** start of PROVIDED MATERIAL **

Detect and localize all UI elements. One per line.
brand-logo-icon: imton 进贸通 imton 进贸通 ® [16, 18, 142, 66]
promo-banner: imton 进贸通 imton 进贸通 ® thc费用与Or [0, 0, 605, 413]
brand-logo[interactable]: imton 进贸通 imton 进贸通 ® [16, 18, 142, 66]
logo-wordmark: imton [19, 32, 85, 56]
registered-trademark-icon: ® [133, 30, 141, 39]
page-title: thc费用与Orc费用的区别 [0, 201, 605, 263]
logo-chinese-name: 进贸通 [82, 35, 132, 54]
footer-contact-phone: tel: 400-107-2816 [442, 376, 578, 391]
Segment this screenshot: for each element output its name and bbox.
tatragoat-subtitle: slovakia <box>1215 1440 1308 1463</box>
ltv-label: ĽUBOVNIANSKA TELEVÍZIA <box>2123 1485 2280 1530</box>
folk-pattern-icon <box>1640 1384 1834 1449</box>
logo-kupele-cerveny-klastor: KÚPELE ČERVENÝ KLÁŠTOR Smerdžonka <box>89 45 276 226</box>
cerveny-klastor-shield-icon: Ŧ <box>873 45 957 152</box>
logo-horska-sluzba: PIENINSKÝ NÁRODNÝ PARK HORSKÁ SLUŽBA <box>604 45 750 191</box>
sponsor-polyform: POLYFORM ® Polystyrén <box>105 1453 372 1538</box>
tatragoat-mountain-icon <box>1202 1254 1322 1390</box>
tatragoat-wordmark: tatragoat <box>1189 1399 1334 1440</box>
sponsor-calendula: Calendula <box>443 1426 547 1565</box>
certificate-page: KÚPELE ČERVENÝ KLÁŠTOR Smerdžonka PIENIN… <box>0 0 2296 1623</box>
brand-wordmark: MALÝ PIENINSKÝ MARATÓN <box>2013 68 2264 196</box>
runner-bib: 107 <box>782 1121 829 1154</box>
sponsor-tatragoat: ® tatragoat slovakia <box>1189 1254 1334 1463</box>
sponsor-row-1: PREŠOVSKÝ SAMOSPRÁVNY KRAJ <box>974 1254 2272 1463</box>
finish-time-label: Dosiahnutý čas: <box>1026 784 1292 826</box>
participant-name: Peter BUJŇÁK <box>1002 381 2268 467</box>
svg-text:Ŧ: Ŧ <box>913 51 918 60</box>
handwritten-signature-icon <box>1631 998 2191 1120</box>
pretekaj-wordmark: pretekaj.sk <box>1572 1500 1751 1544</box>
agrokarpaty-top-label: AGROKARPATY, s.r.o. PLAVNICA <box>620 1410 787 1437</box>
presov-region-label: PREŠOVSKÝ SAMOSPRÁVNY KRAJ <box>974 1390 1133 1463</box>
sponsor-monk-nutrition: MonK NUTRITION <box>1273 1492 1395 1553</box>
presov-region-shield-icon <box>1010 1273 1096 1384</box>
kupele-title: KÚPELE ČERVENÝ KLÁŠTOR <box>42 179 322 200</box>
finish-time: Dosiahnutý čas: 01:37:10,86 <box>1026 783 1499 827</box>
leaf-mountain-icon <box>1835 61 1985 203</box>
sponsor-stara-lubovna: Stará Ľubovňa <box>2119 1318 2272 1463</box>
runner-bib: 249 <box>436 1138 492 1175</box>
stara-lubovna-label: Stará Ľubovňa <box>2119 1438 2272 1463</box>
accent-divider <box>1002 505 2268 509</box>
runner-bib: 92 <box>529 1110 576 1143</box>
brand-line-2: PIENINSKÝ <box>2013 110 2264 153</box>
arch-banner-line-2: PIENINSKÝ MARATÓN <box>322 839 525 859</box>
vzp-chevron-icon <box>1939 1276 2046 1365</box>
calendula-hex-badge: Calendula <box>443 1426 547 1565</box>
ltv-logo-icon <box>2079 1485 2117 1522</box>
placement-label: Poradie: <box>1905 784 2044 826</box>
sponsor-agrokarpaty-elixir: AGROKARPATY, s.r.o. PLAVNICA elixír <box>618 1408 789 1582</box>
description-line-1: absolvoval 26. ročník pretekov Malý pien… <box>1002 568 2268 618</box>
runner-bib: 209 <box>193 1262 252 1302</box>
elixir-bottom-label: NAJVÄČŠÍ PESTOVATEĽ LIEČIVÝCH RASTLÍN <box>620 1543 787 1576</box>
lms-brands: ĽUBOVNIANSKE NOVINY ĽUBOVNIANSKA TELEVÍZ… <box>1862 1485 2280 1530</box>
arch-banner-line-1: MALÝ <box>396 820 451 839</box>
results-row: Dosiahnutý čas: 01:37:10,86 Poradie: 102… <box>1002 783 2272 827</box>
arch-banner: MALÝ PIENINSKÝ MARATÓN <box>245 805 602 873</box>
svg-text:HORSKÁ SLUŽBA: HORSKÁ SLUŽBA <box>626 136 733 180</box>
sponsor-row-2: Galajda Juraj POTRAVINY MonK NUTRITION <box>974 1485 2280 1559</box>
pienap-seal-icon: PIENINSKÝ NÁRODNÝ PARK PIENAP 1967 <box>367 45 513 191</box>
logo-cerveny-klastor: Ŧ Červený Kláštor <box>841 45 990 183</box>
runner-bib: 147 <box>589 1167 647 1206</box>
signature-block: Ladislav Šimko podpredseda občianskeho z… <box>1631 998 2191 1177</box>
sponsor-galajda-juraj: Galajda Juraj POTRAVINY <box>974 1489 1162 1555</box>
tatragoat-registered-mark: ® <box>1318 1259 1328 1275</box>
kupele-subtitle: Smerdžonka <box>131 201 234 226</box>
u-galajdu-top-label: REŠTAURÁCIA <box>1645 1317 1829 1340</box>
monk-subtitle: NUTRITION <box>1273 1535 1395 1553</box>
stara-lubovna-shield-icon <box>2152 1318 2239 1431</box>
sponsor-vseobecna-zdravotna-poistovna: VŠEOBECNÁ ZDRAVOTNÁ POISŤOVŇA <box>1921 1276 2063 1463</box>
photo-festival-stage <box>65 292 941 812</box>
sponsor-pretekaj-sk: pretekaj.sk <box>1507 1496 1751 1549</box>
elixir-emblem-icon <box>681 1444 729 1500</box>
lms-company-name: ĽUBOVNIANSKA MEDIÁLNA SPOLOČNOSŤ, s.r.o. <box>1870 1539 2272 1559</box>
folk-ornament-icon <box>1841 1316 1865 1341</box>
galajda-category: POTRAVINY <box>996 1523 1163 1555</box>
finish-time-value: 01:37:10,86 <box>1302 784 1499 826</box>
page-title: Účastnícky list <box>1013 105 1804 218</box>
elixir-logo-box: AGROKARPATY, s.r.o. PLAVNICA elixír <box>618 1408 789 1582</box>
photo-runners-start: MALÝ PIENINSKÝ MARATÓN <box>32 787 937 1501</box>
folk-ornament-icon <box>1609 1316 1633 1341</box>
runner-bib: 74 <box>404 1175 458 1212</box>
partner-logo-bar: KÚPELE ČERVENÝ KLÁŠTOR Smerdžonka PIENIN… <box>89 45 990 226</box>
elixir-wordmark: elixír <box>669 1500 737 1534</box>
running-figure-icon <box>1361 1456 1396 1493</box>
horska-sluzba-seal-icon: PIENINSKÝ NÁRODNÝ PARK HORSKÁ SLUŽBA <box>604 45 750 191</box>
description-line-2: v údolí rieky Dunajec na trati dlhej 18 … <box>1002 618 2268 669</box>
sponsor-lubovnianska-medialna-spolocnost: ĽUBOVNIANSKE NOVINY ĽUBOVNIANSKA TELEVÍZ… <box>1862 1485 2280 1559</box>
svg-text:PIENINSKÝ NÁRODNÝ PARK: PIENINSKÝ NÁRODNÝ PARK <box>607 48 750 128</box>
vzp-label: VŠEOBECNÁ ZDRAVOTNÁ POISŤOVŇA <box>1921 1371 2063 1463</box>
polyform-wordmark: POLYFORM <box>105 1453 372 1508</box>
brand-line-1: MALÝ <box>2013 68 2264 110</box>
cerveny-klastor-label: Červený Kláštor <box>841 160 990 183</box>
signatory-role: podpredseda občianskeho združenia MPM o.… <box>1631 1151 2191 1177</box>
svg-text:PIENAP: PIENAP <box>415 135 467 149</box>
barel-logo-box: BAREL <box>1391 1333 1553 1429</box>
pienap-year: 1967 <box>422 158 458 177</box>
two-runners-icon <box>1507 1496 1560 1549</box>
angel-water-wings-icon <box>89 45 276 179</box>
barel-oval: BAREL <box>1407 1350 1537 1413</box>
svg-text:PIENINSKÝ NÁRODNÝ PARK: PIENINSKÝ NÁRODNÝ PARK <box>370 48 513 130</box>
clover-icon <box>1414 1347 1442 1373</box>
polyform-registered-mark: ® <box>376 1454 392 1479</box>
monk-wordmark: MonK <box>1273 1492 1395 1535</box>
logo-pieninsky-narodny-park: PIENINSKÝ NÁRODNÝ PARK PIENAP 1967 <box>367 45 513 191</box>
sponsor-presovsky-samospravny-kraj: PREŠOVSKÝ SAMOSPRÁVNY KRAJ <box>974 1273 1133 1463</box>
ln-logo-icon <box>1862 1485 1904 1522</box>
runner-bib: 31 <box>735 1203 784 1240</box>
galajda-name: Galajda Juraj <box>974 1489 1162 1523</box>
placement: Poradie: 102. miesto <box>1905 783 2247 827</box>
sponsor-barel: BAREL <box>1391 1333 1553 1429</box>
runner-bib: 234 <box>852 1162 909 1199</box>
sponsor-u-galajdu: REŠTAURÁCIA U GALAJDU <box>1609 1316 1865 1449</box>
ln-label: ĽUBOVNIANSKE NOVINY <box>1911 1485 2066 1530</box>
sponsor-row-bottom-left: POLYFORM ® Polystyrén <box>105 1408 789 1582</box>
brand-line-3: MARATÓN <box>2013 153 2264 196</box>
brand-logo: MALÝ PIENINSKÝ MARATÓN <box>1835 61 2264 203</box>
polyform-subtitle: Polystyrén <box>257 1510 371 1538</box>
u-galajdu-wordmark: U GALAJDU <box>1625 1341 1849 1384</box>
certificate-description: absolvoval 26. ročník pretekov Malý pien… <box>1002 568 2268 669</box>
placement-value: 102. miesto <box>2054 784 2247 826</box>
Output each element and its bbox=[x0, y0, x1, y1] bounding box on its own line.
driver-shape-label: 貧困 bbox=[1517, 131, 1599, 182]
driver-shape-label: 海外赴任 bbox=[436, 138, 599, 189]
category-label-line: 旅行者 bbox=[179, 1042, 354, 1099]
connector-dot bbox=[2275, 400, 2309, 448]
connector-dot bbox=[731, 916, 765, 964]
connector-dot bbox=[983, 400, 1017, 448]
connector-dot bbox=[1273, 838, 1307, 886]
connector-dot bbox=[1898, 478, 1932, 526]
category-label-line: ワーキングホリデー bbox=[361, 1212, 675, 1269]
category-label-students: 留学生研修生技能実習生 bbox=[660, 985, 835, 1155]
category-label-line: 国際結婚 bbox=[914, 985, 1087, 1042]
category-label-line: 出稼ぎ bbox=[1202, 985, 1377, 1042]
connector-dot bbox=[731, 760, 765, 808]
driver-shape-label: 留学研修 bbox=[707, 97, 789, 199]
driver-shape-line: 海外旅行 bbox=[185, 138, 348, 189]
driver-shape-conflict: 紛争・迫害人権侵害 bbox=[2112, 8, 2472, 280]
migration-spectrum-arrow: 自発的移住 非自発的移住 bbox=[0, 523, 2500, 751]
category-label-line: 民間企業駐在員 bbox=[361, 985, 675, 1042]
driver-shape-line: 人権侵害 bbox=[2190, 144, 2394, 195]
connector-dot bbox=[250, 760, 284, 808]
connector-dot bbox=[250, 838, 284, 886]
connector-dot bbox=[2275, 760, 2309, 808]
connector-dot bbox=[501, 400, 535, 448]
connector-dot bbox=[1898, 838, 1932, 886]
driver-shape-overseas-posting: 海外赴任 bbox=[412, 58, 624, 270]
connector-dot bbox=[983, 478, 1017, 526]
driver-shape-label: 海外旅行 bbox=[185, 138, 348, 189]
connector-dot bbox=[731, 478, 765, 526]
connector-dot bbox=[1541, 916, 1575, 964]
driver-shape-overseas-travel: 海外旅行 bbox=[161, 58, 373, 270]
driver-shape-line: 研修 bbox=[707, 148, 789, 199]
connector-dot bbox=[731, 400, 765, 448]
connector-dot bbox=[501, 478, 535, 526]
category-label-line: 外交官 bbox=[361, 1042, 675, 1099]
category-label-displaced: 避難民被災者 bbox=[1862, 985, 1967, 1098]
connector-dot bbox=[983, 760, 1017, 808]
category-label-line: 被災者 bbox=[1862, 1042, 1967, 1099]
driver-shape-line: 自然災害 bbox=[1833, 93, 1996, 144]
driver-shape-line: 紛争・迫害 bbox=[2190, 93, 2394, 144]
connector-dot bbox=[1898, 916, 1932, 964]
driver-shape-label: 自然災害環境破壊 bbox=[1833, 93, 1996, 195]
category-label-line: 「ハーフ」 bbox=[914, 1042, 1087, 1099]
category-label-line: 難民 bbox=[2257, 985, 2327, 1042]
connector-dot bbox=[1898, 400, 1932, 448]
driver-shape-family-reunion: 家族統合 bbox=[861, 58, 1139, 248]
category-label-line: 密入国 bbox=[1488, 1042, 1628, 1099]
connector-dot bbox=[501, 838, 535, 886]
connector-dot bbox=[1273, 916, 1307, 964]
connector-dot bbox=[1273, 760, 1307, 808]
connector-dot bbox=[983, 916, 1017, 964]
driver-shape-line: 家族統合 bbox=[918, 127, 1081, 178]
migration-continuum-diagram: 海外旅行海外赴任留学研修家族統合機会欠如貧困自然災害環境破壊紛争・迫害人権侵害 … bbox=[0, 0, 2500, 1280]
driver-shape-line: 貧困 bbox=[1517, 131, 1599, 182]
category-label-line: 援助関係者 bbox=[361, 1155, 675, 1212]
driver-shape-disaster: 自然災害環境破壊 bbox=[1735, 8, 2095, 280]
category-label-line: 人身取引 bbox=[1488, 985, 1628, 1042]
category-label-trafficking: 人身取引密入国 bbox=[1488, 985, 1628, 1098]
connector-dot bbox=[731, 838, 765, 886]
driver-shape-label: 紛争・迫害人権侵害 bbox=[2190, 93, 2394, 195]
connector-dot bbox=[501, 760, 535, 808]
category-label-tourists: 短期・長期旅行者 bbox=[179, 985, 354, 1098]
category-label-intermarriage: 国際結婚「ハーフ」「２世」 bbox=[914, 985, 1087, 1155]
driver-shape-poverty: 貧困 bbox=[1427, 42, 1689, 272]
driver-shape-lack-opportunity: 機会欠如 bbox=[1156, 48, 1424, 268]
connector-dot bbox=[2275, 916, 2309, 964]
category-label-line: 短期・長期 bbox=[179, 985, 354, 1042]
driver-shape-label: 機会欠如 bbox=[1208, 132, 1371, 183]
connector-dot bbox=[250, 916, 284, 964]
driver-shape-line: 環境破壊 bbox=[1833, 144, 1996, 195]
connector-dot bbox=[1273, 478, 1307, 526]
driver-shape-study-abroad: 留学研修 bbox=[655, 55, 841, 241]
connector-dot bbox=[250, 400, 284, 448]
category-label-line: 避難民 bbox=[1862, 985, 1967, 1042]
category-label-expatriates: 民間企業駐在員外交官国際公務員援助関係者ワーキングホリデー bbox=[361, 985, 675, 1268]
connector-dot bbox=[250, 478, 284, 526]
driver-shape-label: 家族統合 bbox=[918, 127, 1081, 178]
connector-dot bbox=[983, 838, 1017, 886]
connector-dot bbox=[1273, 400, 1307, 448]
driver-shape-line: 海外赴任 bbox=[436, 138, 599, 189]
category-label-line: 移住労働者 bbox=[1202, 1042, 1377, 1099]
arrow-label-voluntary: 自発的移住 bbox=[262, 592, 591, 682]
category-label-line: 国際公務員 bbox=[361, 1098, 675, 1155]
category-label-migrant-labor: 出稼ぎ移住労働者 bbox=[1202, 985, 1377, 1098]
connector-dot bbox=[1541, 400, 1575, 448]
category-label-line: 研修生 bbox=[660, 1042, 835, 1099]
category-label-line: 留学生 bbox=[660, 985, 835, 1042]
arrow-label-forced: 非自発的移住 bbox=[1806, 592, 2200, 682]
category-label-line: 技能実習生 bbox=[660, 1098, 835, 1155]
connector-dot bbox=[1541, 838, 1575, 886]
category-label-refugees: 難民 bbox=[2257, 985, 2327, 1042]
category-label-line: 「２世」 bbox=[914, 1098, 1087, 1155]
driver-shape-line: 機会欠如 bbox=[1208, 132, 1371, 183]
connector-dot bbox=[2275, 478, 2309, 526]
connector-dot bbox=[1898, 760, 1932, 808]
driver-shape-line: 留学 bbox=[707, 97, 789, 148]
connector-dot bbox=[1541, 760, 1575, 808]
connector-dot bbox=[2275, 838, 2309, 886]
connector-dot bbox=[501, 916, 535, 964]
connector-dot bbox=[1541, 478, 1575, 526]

** end of PROVIDED MATERIAL **

#### EXERCISE
Copy out verbatim the lines from the beginning of the records through the line containing "brand-logo[interactable]: imton 进贸通", including both ends.

#### ANSWER IN FULL
Detect and localize all UI elements. One per line.
brand-logo-icon: imton 进贸通 imton 进贸通 ® [16, 18, 142, 66]
promo-banner: imton 进贸通 imton 进贸通 ® thc费用与Or [0, 0, 605, 413]
brand-logo[interactable]: imton 进贸通 imton 进贸通 ® [16, 18, 142, 66]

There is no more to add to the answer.